## Begin Record extracts

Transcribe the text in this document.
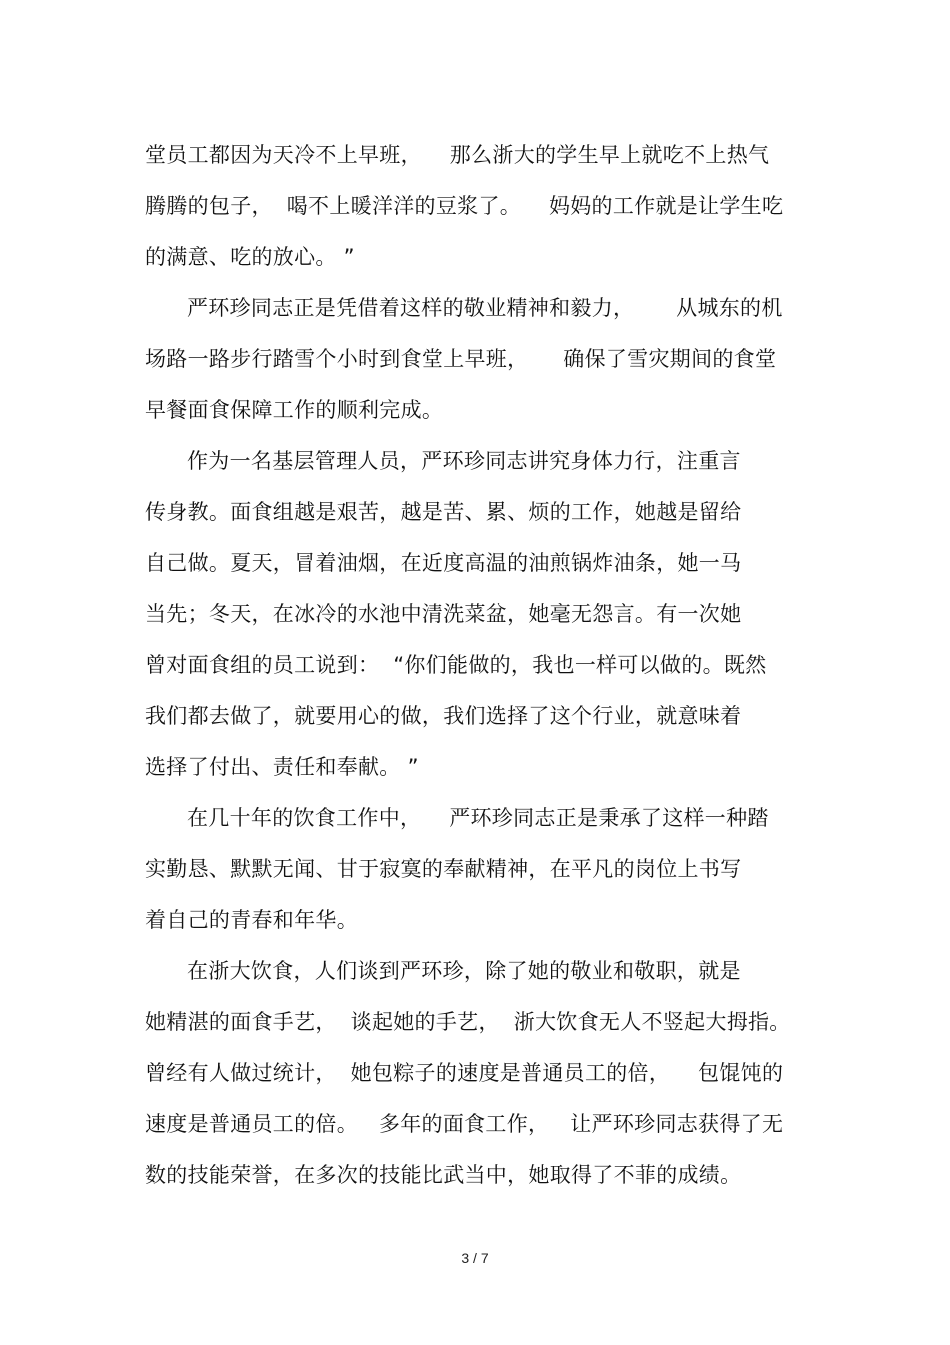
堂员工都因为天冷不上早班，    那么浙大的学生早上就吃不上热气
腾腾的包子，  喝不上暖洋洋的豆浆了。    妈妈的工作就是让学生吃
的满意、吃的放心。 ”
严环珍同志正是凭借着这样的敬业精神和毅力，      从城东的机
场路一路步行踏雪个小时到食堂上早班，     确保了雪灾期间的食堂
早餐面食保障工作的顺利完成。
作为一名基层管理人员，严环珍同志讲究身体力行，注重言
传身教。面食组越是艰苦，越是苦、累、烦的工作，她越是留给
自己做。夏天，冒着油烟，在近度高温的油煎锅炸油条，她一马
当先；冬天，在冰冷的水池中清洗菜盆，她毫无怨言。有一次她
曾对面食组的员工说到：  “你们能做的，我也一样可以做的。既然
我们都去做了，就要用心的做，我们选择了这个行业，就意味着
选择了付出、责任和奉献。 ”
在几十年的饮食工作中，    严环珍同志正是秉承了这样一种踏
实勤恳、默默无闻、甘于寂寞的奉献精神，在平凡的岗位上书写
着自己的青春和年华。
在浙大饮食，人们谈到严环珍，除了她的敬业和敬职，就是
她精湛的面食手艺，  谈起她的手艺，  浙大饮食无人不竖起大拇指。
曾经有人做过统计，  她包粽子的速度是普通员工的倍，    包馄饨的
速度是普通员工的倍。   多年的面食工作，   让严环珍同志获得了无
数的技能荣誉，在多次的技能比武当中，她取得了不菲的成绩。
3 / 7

## End Record extracts

• [Exercise directions]:
Return all of the entries exactly as written, but drop any pictures they hold.

• [Task answer]:
Transcribe the text in this document.
堂员工都因为天冷不上早班，    那么浙大的学生早上就吃不上热气
腾腾的包子，  喝不上暖洋洋的豆浆了。    妈妈的工作就是让学生吃
的满意、吃的放心。 ”
严环珍同志正是凭借着这样的敬业精神和毅力，      从城东的机
场路一路步行踏雪个小时到食堂上早班，     确保了雪灾期间的食堂
早餐面食保障工作的顺利完成。
作为一名基层管理人员，严环珍同志讲究身体力行，注重言
传身教。面食组越是艰苦，越是苦、累、烦的工作，她越是留给
自己做。夏天，冒着油烟，在近度高温的油煎锅炸油条，她一马
当先；冬天，在冰冷的水池中清洗菜盆，她毫无怨言。有一次她
曾对面食组的员工说到：  “你们能做的，我也一样可以做的。既然
我们都去做了，就要用心的做，我们选择了这个行业，就意味着
选择了付出、责任和奉献。 ”
在几十年的饮食工作中，    严环珍同志正是秉承了这样一种踏
实勤恳、默默无闻、甘于寂寞的奉献精神，在平凡的岗位上书写
着自己的青春和年华。
在浙大饮食，人们谈到严环珍，除了她的敬业和敬职，就是
她精湛的面食手艺，  谈起她的手艺，  浙大饮食无人不竖起大拇指。
曾经有人做过统计，  她包粽子的速度是普通员工的倍，    包馄饨的
速度是普通员工的倍。   多年的面食工作，   让严环珍同志获得了无
数的技能荣誉，在多次的技能比武当中，她取得了不菲的成绩。
3 / 7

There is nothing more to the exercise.